Copy the data precisely, keeping every character.

Dataset
::::
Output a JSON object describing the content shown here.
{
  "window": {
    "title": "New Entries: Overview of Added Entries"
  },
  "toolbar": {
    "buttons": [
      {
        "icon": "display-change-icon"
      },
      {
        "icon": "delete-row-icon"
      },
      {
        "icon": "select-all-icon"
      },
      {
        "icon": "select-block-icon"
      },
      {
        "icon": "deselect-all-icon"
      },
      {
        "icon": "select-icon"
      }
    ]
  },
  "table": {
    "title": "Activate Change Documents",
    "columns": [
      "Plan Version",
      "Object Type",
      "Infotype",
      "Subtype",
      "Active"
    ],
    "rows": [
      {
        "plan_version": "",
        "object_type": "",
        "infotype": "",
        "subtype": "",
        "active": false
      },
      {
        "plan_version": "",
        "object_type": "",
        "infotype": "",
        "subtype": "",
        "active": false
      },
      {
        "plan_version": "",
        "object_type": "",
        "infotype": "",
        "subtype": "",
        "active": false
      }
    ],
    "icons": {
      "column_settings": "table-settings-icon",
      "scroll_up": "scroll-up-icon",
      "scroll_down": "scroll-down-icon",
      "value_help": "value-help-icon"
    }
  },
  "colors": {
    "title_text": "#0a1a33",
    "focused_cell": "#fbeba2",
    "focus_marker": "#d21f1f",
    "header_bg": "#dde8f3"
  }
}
::::
The response
Output a JSON object describing the content shown here.
{
  "window": {
    "title": "New Entries: Overview of Added Entries"
  },
  "toolbar": {
    "buttons": [
      {
        "icon": "display-change-icon"
      },
      {
        "icon": "delete-row-icon"
      },
      {
        "icon": "select-all-icon"
      },
      {
        "icon": "select-block-icon"
      },
      {
        "icon": "deselect-all-icon"
      },
      {
        "icon": "select-icon"
      }
    ]
  },
  "table": {
    "title": "Activate Change Documents",
    "columns": [
      "Plan Version",
      "Object Type",
      "Infotype",
      "Subtype",
      "Active"
    ],
    "rows": [
      {
        "plan_version": "",
        "object_type": "",
        "infotype": "",
        "subtype": "",
        "active": false
      },
      {
        "plan_version": "",
        "object_type": "",
        "infotype": "",
        "subtype": "",
        "active": false
      },
      {
        "plan_version": "",
        "object_type": "",
        "infotype": "",
        "subtype": "",
        "active": false
      }
    ],
    "icons": {
      "column_settings": "table-settings-icon",
      "scroll_up": "scroll-up-icon",
      "scroll_down": "scroll-down-icon",
      "value_help": "value-help-icon"
    }
  },
  "colors": {
    "title_text": "#0a1a33",
    "focused_cell": "#fbeba2",
    "focus_marker": "#d21f1f",
    "header_bg": "#dde8f3"
  }
}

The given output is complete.